═════ GIVEN RECORDS ═════
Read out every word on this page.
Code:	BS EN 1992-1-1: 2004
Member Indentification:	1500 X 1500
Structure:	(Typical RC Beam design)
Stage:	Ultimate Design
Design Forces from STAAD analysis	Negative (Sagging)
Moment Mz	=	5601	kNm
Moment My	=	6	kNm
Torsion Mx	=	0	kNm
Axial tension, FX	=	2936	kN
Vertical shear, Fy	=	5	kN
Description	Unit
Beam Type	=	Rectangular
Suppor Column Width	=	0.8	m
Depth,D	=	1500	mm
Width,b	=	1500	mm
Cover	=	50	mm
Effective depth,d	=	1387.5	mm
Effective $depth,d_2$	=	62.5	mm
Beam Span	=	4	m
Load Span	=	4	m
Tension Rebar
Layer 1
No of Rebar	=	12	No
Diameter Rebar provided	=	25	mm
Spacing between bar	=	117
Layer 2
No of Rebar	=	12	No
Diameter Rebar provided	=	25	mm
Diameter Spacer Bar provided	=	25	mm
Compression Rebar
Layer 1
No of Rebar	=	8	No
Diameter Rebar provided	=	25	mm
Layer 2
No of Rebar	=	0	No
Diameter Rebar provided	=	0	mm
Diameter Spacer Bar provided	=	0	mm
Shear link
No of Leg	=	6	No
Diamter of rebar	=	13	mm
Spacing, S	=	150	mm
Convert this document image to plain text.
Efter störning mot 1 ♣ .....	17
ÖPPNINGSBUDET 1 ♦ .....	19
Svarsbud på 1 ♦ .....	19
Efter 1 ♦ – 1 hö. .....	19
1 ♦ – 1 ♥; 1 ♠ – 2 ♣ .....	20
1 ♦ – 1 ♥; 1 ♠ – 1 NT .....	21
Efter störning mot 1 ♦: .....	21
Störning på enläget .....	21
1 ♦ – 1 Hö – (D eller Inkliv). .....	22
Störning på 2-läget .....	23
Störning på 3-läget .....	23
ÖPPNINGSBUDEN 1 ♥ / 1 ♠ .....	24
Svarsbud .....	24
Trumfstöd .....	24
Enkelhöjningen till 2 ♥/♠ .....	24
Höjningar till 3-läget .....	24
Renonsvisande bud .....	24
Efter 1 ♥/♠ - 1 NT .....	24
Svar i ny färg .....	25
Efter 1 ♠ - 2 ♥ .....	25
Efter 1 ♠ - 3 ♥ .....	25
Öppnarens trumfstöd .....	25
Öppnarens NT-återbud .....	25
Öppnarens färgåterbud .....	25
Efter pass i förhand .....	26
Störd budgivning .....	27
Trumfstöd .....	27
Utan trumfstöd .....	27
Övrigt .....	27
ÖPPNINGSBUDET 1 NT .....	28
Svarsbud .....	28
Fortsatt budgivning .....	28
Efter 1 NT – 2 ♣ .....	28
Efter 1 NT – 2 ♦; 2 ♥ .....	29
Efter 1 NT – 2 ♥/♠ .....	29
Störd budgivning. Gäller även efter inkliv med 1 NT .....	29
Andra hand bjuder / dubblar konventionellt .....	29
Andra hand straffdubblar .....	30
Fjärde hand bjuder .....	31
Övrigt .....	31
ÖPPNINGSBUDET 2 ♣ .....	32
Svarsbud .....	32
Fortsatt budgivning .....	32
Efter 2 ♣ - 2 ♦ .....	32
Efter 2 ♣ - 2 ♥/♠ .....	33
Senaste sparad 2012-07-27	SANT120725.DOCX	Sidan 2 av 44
═════
> **WHAT NEEDS TO BE DONE**: What is the number of lines in the listing that contain the string "Effective"? Reply with that number alone.

> **SOLUTION TO THE EXERCISE**: 2